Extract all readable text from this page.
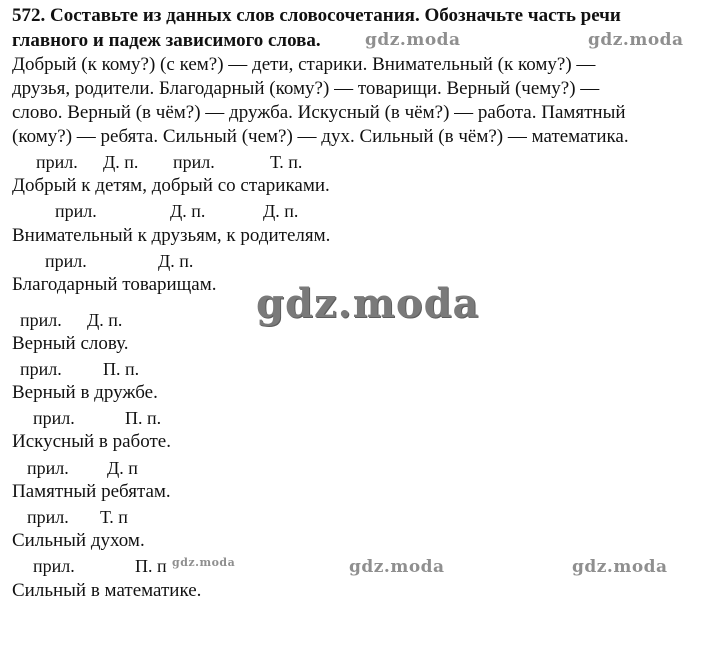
572. Составьте из данных слов словосочетания. Обозначьте часть речи
главного и падеж зависимого слова.
Добрый (к кому?) (с кем?) — дети, старики. Внимательный (к кому?) —
друзья, родители. Благодарный (кому?) — товарищи. Верный (чему?) —
слово. Верный (в чём?) — дружба. Искусный (в чём?) — работа. Памятный
(кому?) — ребята. Сильный (чем?) — дух. Сильный (в чём?) — математика.
прил. Д. п. прил.	Т. п.
Добрый к детям, добрый со стариками.
прил.	Д. п.	Д. п.
Внимательный к друзьям, к родителям.
прил.	Д. п.
Благодарный товарищам.
прил. Д. п.
Верный слову.
прил. П. п.
Верный в дружбе.
прил.	П. п.
Искусный в работе.
прил. Д. п
Памятный ребятам.
прил. Т. п
Сильный духом.
прил.	П. п
Сильный в математике.
gdz.moda	gdz.moda
gdz.moda
gdz.moda	gdz.moda	gdz.moda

.....

• _DIRECTIVE_
Reproduce each entry verbatim, excluding any embedded images.

• _SOLUTION FOR THIS PROBLEM_
Extract all readable text from this page.
572. Составьте из данных слов словосочетания. Обозначьте часть речи
главного и падеж зависимого слова.
Добрый (к кому?) (с кем?) — дети, старики. Внимательный (к кому?) —
друзья, родители. Благодарный (кому?) — товарищи. Верный (чему?) —
слово. Верный (в чём?) — дружба. Искусный (в чём?) — работа. Памятный
(кому?) — ребята. Сильный (чем?) — дух. Сильный (в чём?) — математика.
прил. Д. п. прил.	Т. п.
Добрый к детям, добрый со стариками.
прил.	Д. п.	Д. п.
Внимательный к друзьям, к родителям.
прил.	Д. п.
Благодарный товарищам.
прил. Д. п.
Верный слову.
прил. П. п.
Верный в дружбе.
прил.	П. п.
Искусный в работе.
прил. Д. п
Памятный ребятам.
прил. Т. п
Сильный духом.
прил.	П. п
Сильный в математике.
gdz.moda	gdz.moda
gdz.moda
gdz.moda	gdz.moda	gdz.moda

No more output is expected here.